━━━━━ Supplied material

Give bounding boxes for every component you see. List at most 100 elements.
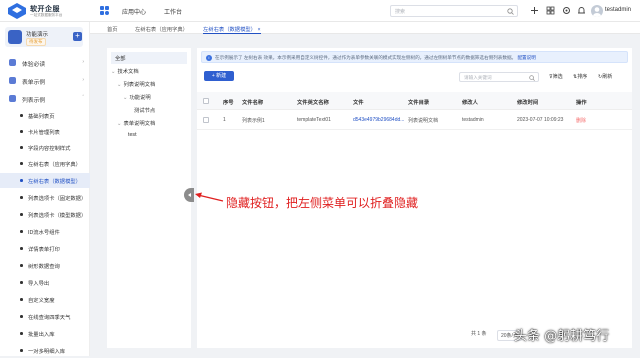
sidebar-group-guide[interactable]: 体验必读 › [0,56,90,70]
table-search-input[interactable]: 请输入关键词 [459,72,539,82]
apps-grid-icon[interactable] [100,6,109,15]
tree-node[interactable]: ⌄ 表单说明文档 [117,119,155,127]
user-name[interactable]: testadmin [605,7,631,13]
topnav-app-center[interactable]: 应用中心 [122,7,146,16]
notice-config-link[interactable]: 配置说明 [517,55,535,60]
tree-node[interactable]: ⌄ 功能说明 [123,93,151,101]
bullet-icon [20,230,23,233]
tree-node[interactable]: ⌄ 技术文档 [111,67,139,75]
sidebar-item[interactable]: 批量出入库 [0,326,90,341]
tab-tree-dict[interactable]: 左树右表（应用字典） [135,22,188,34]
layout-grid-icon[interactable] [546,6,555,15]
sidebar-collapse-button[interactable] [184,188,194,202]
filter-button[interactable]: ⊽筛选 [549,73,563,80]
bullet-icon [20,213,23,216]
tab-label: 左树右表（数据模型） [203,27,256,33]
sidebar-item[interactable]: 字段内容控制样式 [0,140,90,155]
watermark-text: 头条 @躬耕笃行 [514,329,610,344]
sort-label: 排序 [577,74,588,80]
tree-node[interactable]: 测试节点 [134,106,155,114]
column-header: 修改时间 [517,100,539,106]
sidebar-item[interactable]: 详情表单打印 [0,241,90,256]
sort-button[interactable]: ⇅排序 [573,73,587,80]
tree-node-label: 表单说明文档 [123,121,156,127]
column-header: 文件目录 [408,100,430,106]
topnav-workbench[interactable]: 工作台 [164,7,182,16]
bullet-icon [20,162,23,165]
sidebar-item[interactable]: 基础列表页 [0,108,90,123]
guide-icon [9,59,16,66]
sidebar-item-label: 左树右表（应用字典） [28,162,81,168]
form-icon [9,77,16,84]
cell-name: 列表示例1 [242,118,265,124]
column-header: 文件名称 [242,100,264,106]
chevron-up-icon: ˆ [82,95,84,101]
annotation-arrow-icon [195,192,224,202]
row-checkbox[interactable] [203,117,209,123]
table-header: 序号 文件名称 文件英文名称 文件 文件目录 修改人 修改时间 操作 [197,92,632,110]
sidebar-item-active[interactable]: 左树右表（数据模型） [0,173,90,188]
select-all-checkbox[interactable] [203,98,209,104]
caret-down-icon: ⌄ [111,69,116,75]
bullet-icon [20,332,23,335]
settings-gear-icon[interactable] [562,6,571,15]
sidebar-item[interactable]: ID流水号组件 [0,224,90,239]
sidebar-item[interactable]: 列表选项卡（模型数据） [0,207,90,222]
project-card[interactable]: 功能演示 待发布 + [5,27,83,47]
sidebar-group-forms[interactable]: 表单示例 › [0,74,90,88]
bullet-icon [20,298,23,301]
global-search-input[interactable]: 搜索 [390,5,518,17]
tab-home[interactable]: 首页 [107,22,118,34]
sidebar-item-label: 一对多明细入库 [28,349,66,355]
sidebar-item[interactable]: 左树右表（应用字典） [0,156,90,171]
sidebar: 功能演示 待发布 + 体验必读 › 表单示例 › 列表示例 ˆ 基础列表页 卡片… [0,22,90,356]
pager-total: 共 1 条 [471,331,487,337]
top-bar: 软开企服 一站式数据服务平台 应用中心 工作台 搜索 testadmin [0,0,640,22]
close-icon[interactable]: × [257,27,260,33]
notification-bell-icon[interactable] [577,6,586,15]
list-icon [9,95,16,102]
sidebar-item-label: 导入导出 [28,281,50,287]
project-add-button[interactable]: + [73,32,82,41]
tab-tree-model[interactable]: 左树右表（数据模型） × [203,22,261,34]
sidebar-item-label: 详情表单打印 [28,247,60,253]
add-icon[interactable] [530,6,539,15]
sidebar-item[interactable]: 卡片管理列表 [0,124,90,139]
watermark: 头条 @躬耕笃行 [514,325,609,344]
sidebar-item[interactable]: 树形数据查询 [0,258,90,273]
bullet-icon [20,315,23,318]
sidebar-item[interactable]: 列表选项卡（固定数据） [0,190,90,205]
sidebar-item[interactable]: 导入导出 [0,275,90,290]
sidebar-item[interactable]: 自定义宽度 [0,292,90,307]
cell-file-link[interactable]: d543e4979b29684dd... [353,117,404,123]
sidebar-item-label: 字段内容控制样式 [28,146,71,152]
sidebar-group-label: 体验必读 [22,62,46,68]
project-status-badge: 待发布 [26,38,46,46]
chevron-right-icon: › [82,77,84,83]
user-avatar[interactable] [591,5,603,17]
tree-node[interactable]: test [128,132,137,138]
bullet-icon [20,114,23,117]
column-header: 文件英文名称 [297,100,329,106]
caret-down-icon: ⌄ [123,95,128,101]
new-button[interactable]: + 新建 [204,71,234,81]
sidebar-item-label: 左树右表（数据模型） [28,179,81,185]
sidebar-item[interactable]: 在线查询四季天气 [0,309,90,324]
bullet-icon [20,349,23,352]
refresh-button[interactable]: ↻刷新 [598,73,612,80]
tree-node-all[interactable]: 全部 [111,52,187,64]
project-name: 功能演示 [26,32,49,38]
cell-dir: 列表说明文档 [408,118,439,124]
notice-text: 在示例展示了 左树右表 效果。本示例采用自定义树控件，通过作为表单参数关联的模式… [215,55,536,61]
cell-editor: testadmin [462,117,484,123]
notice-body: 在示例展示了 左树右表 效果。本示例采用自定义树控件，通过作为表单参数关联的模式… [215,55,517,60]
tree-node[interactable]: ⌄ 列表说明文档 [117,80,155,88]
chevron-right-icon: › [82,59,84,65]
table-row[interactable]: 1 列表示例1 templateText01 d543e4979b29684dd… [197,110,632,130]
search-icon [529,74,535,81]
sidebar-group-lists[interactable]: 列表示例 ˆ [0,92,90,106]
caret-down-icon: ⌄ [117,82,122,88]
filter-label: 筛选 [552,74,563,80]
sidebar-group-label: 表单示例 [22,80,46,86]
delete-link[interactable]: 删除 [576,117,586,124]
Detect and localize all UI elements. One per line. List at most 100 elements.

━━━━━━━━━━

• Task statement: Duplicate the listing above line for line, with no changes, and leave out the pictures.

• Worked solution:
Give bounding boxes for every component you see. List at most 100 elements.
sidebar-group-guide[interactable]: 体验必读 › [0,56,90,70]
table-search-input[interactable]: 请输入关键词 [459,72,539,82]
apps-grid-icon[interactable] [100,6,109,15]
tree-node[interactable]: ⌄ 表单说明文档 [117,119,155,127]
user-name[interactable]: testadmin [605,7,631,13]
topnav-app-center[interactable]: 应用中心 [122,7,146,16]
notice-config-link[interactable]: 配置说明 [517,55,535,60]
tree-node[interactable]: ⌄ 功能说明 [123,93,151,101]
bullet-icon [20,230,23,233]
tree-node[interactable]: ⌄ 技术文档 [111,67,139,75]
sidebar-item[interactable]: 批量出入库 [0,326,90,341]
tab-tree-dict[interactable]: 左树右表（应用字典） [135,22,188,34]
layout-grid-icon[interactable] [546,6,555,15]
sidebar-collapse-button[interactable] [184,188,194,202]
filter-button[interactable]: ⊽筛选 [549,73,563,80]
bullet-icon [20,213,23,216]
tab-label: 左树右表（数据模型） [203,27,256,33]
sidebar-item[interactable]: 字段内容控制样式 [0,140,90,155]
watermark-text: 头条 @躬耕笃行 [514,329,610,344]
sort-label: 排序 [577,74,588,80]
tree-node[interactable]: 测试节点 [134,106,155,114]
column-header: 修改时间 [517,100,539,106]
sidebar-item[interactable]: 详情表单打印 [0,241,90,256]
sort-button[interactable]: ⇅排序 [573,73,587,80]
tree-node-label: 表单说明文档 [123,121,156,127]
column-header: 文件目录 [408,100,430,106]
topnav-workbench[interactable]: 工作台 [164,7,182,16]
bullet-icon [20,162,23,165]
sidebar-item[interactable]: 基础列表页 [0,108,90,123]
guide-icon [9,59,16,66]
sidebar-item-label: 左树右表（应用字典） [28,162,81,168]
form-icon [9,77,16,84]
cell-name: 列表示例1 [242,118,265,124]
column-header: 文件名称 [242,100,264,106]
chevron-up-icon: ˆ [82,95,84,101]
annotation-arrow-icon [195,192,224,202]
row-checkbox[interactable] [203,117,209,123]
table-header: 序号 文件名称 文件英文名称 文件 文件目录 修改人 修改时间 操作 [197,92,632,110]
sidebar-item-active[interactable]: 左树右表（数据模型） [0,173,90,188]
select-all-checkbox[interactable] [203,98,209,104]
caret-down-icon: ⌄ [111,69,116,75]
bullet-icon [20,332,23,335]
settings-gear-icon[interactable] [562,6,571,15]
sidebar-item[interactable]: ID流水号组件 [0,224,90,239]
sidebar-item[interactable]: 列表选项卡（模型数据） [0,207,90,222]
project-card[interactable]: 功能演示 待发布 + [5,27,83,47]
sidebar-group-forms[interactable]: 表单示例 › [0,74,90,88]
bullet-icon [20,298,23,301]
global-search-input[interactable]: 搜索 [390,5,518,17]
tab-home[interactable]: 首页 [107,22,118,34]
sidebar-item-label: 一对多明细入库 [28,349,66,355]
sidebar-item[interactable]: 左树右表（应用字典） [0,156,90,171]
sidebar: 功能演示 待发布 + 体验必读 › 表单示例 › 列表示例 ˆ 基础列表页 卡片… [0,22,90,356]
pager-total: 共 1 条 [471,331,487,337]
top-bar: 软开企服 一站式数据服务平台 应用中心 工作台 搜索 testadmin [0,0,640,22]
close-icon[interactable]: × [257,27,260,33]
notification-bell-icon[interactable] [577,6,586,15]
list-icon [9,95,16,102]
sidebar-item-label: 导入导出 [28,281,50,287]
project-add-button[interactable]: + [73,32,82,41]
tab-tree-model[interactable]: 左树右表（数据模型） × [203,22,261,34]
sidebar-item-label: 详情表单打印 [28,247,60,253]
add-icon[interactable] [530,6,539,15]
sidebar-item[interactable]: 卡片管理列表 [0,124,90,139]
watermark: 头条 @躬耕笃行 [514,325,609,344]
sidebar-item[interactable]: 树形数据查询 [0,258,90,273]
bullet-icon [20,315,23,318]
sidebar-item[interactable]: 列表选项卡（固定数据） [0,190,90,205]
sidebar-item[interactable]: 导入导出 [0,275,90,290]
sidebar-item[interactable]: 自定义宽度 [0,292,90,307]
cell-file-link[interactable]: d543e4979b29684dd... [353,117,404,123]
sidebar-item-label: 字段内容控制样式 [28,146,71,152]
sidebar-group-label: 体验必读 [22,62,46,68]
project-status-badge: 待发布 [26,38,46,46]
chevron-right-icon: › [82,77,84,83]
user-avatar[interactable] [591,5,603,17]
tree-node[interactable]: test [128,132,137,138]
bullet-icon [20,114,23,117]
column-header: 文件英文名称 [297,100,329,106]
caret-down-icon: ⌄ [123,95,128,101]
new-button[interactable]: + 新建 [204,71,234,81]
sidebar-item-label: 左树右表（数据模型） [28,179,81,185]
sidebar-item[interactable]: 在线查询四季天气 [0,309,90,324]
bullet-icon [20,349,23,352]
refresh-button[interactable]: ↻刷新 [598,73,612,80]
tree-node-all[interactable]: 全部 [111,52,187,64]
project-name: 功能演示 [26,32,49,38]
cell-dir: 列表说明文档 [408,118,439,124]
notice-text: 在示例展示了 左树右表 效果。本示例采用自定义树控件，通过作为表单参数关联的模式… [215,55,536,61]
cell-editor: testadmin [462,117,484,123]
notice-body: 在示例展示了 左树右表 效果。本示例采用自定义树控件，通过作为表单参数关联的模式… [215,55,517,60]
tree-node[interactable]: ⌄ 列表说明文档 [117,80,155,88]
chevron-right-icon: › [82,59,84,65]
table-row[interactable]: 1 列表示例1 templateText01 d543e4979b29684dd… [197,110,632,130]
search-icon [529,74,535,81]
sidebar-group-lists[interactable]: 列表示例 ˆ [0,92,90,106]
caret-down-icon: ⌄ [117,82,122,88]
filter-label: 筛选 [552,74,563,80]
sidebar-group-label: 表单示例 [22,80,46,86]
delete-link[interactable]: 删除 [576,117,586,124]
Detect and localize all UI elements. One per line. List at most 100 elements.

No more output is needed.